**Your goal:** Your task is to quote the material that follows, in full and exactly.

[Extracted data entries]
• • • • •
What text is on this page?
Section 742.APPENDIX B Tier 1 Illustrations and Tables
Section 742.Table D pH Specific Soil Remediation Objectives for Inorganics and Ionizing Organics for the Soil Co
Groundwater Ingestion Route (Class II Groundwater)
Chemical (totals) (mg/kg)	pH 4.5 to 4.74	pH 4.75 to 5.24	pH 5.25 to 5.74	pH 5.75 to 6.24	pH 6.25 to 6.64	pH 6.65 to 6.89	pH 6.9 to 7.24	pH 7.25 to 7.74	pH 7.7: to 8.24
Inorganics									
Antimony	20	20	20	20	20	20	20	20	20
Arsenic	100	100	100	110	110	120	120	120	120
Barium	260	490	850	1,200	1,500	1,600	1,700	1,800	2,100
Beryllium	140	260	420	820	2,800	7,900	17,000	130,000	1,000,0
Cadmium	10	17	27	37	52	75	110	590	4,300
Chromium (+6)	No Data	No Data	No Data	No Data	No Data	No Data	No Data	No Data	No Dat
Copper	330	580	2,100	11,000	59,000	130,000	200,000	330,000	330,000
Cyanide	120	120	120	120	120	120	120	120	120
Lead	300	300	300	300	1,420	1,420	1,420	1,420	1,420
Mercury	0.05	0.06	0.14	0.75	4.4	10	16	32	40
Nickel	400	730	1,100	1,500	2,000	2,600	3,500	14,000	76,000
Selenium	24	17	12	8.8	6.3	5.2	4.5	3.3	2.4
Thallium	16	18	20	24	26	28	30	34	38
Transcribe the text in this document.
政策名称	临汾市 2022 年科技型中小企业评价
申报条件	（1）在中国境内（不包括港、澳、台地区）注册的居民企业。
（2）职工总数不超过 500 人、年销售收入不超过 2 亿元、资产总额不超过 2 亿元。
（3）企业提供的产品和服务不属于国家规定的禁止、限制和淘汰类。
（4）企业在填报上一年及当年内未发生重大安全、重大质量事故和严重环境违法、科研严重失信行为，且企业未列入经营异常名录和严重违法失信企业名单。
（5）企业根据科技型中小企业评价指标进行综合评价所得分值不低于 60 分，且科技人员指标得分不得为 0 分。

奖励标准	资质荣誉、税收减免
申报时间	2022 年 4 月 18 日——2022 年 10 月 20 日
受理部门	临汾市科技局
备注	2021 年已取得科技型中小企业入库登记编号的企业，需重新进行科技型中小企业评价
• • • • •
**Expected answer:**
What text is on this page?
Section 742.APPENDIX B Tier 1 Illustrations and Tables
Section 742.Table D pH Specific Soil Remediation Objectives for Inorganics and Ionizing Organics for the Soil Co
Groundwater Ingestion Route (Class II Groundwater)
Chemical (totals) (mg/kg)	pH 4.5 to 4.74	pH 4.75 to 5.24	pH 5.25 to 5.74	pH 5.75 to 6.24	pH 6.25 to 6.64	pH 6.65 to 6.89	pH 6.9 to 7.24	pH 7.25 to 7.74	pH 7.7: to 8.24
Inorganics									
Antimony	20	20	20	20	20	20	20	20	20
Arsenic	100	100	100	110	110	120	120	120	120
Barium	260	490	850	1,200	1,500	1,600	1,700	1,800	2,100
Beryllium	140	260	420	820	2,800	7,900	17,000	130,000	1,000,0
Cadmium	10	17	27	37	52	75	110	590	4,300
Chromium (+6)	No Data	No Data	No Data	No Data	No Data	No Data	No Data	No Data	No Dat
Copper	330	580	2,100	11,000	59,000	130,000	200,000	330,000	330,000
Cyanide	120	120	120	120	120	120	120	120	120
Lead	300	300	300	300	1,420	1,420	1,420	1,420	1,420
Mercury	0.05	0.06	0.14	0.75	4.4	10	16	32	40
Nickel	400	730	1,100	1,500	2,000	2,600	3,500	14,000	76,000
Selenium	24	17	12	8.8	6.3	5.2	4.5	3.3	2.4
Thallium	16	18	20	24	26	28	30	34	38
Transcribe the text in this document.
政策名称	临汾市 2022 年科技型中小企业评价
申报条件	（1）在中国境内（不包括港、澳、台地区）注册的居民企业。
（2）职工总数不超过 500 人、年销售收入不超过 2 亿元、资产总额不超过 2 亿元。
（3）企业提供的产品和服务不属于国家规定的禁止、限制和淘汰类。
（4）企业在填报上一年及当年内未发生重大安全、重大质量事故和严重环境违法、科研严重失信行为，且企业未列入经营异常名录和严重违法失信企业名单。
（5）企业根据科技型中小企业评价指标进行综合评价所得分值不低于 60 分，且科技人员指标得分不得为 0 分。

奖励标准	资质荣誉、税收减免
申报时间	2022 年 4 月 18 日——2022 年 10 月 20 日
受理部门	临汾市科技局
备注	2021 年已取得科技型中小企业入库登记编号的企业，需重新进行科技型中小企业评价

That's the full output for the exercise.